## EXERCISE OBJECTIVE:
Your task is to filter the data below down to the lines holding "automatically".

Stored entries
* BEGIN *

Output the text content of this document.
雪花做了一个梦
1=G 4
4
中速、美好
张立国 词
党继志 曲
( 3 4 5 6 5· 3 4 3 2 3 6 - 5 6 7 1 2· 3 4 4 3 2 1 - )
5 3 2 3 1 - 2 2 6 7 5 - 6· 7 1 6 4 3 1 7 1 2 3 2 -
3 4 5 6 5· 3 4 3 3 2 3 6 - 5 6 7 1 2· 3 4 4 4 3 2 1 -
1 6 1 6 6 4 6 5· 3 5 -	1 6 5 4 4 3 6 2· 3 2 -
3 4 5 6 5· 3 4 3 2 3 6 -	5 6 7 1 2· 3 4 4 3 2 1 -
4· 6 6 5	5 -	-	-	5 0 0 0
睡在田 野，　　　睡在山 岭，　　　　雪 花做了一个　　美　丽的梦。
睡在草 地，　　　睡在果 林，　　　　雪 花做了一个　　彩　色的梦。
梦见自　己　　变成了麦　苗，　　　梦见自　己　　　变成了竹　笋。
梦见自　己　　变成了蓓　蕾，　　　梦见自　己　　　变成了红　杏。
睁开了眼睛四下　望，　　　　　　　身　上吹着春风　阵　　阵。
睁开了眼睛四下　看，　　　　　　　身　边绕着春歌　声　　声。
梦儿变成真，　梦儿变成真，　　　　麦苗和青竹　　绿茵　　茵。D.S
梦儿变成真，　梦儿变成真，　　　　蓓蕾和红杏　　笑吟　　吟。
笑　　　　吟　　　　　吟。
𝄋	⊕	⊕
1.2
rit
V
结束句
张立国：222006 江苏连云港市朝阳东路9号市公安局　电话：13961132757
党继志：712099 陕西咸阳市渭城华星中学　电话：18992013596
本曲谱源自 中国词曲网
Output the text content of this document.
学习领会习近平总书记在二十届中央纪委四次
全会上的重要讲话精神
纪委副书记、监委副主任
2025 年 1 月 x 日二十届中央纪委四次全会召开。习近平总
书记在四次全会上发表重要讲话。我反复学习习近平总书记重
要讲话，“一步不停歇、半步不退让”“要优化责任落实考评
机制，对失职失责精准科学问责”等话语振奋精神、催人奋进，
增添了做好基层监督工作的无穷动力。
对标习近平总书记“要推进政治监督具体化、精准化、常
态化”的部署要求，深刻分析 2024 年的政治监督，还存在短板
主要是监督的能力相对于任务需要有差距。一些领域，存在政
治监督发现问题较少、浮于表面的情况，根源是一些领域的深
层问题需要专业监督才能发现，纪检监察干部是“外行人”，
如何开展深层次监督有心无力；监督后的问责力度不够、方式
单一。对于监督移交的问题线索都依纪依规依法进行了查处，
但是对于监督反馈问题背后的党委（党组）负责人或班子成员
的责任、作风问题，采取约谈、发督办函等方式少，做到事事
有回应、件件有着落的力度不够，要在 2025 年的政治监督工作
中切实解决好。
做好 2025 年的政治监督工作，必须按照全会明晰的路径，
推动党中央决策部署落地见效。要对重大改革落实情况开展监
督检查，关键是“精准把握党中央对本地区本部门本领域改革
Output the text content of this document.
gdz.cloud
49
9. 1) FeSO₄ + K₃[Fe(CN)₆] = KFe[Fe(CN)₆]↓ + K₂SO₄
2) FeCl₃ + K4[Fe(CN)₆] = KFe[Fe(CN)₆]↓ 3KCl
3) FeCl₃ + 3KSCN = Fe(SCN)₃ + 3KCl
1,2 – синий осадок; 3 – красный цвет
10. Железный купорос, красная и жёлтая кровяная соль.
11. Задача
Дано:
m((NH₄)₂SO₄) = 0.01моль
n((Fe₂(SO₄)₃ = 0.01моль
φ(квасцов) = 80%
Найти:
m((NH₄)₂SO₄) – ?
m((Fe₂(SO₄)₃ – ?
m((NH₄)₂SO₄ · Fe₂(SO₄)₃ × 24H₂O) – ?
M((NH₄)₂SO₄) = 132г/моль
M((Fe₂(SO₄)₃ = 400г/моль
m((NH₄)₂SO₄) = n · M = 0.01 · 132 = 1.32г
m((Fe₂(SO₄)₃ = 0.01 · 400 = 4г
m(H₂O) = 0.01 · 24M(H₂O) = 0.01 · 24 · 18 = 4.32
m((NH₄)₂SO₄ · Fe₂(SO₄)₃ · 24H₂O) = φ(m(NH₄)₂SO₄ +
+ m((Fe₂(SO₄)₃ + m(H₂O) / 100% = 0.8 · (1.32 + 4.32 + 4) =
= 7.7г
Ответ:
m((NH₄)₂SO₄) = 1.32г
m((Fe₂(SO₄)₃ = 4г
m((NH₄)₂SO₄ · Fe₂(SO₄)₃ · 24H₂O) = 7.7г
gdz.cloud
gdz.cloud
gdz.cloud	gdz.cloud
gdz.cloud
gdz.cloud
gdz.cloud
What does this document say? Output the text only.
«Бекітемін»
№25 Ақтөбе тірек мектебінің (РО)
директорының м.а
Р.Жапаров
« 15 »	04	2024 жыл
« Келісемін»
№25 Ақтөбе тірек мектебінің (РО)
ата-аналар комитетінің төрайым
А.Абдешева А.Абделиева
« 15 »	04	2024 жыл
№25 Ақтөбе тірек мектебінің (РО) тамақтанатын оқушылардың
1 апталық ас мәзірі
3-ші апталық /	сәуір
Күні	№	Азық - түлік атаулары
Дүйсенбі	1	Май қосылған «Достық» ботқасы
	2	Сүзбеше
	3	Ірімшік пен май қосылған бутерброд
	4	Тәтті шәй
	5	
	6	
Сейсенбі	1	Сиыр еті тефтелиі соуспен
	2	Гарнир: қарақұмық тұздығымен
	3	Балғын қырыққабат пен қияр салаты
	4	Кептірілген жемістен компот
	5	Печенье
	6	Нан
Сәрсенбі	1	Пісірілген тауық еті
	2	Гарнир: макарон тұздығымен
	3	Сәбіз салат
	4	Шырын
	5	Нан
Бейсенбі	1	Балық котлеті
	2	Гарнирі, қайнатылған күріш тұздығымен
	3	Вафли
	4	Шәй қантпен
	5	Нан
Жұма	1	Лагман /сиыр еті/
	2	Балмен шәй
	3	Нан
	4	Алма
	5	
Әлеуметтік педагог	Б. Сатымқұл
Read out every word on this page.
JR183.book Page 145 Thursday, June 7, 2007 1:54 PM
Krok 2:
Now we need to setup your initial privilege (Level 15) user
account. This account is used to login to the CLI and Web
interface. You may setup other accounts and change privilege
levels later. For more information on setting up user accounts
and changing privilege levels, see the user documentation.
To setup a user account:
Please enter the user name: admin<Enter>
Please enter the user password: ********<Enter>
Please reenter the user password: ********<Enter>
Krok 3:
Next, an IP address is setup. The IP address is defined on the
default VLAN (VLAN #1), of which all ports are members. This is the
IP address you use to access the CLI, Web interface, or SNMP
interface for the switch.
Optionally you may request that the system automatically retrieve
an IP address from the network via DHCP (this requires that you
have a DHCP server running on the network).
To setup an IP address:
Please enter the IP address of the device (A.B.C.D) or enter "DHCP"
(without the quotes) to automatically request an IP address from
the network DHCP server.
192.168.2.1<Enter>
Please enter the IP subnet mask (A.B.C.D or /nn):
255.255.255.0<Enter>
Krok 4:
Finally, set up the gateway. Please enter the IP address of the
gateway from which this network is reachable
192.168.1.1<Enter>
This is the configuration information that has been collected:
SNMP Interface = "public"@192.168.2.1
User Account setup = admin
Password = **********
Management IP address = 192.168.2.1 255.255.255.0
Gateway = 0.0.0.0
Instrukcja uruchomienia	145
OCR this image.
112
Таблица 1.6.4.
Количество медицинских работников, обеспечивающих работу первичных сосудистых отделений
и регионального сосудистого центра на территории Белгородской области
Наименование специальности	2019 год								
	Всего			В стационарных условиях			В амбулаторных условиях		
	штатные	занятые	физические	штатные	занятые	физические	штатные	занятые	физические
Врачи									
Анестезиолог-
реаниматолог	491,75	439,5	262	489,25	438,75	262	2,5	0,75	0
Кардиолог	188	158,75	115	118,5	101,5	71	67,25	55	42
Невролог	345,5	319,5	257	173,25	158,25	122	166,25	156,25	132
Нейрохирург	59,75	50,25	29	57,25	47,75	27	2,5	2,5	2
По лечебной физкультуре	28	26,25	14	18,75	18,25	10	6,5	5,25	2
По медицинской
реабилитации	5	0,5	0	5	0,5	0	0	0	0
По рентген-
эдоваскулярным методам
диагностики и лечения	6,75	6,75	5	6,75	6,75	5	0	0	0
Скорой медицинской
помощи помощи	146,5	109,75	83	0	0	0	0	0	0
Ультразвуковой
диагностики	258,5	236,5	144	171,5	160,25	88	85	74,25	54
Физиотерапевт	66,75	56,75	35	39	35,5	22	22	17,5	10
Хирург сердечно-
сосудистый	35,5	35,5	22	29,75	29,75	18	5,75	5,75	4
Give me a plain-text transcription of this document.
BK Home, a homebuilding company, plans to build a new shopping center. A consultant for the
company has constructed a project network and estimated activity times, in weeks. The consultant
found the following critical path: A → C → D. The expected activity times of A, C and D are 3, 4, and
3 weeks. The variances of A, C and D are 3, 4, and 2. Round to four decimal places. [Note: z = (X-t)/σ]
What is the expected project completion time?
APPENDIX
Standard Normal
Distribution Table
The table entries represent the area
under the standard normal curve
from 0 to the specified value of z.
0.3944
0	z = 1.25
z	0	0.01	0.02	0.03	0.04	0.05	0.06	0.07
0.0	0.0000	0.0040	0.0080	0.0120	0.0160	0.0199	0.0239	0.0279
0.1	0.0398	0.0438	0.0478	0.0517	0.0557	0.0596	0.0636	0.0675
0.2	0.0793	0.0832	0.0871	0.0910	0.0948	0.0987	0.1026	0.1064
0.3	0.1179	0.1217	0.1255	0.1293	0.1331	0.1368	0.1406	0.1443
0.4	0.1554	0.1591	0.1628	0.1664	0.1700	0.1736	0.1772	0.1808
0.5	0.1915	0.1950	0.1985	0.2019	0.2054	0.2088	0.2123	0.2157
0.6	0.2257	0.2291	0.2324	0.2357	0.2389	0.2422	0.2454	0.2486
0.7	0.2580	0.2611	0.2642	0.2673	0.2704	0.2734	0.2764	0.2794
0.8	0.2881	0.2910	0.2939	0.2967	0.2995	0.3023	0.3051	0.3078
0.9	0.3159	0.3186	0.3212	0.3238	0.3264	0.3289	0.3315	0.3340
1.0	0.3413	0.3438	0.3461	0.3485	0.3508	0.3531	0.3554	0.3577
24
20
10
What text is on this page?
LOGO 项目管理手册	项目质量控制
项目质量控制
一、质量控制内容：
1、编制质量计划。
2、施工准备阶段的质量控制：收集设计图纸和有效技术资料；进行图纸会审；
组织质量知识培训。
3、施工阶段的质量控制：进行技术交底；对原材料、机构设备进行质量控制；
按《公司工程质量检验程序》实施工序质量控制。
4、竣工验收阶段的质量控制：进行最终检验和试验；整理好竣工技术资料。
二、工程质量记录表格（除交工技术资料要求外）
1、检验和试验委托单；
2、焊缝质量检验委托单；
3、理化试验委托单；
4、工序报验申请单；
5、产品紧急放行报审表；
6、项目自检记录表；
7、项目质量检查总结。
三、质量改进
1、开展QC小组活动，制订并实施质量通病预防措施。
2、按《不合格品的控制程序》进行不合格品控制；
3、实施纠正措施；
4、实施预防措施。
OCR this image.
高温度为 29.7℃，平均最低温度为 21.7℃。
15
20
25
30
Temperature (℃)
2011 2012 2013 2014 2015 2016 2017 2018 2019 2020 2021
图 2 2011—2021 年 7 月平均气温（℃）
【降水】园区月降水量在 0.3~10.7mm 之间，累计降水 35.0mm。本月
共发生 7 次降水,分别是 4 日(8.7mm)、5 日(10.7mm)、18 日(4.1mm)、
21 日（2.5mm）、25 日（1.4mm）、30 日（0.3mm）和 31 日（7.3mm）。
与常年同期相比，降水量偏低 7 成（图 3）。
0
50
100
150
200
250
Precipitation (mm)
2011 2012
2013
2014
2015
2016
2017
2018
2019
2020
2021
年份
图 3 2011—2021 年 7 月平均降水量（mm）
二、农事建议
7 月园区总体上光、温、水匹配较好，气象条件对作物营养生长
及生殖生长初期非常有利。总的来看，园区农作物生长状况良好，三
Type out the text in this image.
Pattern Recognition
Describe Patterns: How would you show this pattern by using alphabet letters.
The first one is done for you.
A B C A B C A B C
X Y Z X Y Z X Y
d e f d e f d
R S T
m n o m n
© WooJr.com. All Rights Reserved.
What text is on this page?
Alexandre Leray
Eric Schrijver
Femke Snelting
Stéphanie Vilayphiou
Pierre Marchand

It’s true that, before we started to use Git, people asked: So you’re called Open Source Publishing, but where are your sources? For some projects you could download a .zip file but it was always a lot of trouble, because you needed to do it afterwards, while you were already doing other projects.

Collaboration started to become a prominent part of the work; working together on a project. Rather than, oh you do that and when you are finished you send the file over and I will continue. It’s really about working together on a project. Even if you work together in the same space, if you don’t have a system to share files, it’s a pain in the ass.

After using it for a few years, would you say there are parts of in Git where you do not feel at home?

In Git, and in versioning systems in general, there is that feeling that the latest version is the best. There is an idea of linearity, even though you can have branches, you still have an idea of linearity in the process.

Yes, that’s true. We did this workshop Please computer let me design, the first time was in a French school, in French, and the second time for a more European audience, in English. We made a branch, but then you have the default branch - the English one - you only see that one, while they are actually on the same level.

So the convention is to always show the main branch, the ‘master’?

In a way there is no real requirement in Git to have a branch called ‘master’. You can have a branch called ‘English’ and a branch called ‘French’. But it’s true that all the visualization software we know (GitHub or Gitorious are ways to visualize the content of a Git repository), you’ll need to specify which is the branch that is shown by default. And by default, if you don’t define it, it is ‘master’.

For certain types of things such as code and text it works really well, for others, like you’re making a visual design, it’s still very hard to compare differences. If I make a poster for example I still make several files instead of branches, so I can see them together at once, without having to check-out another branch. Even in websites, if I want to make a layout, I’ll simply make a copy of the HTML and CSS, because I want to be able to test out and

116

* END *

## ANSWER TO THE EXERCISE:
Optionally you may request that the system automatically retrieve
(without the quotes) to automatically request an IP address from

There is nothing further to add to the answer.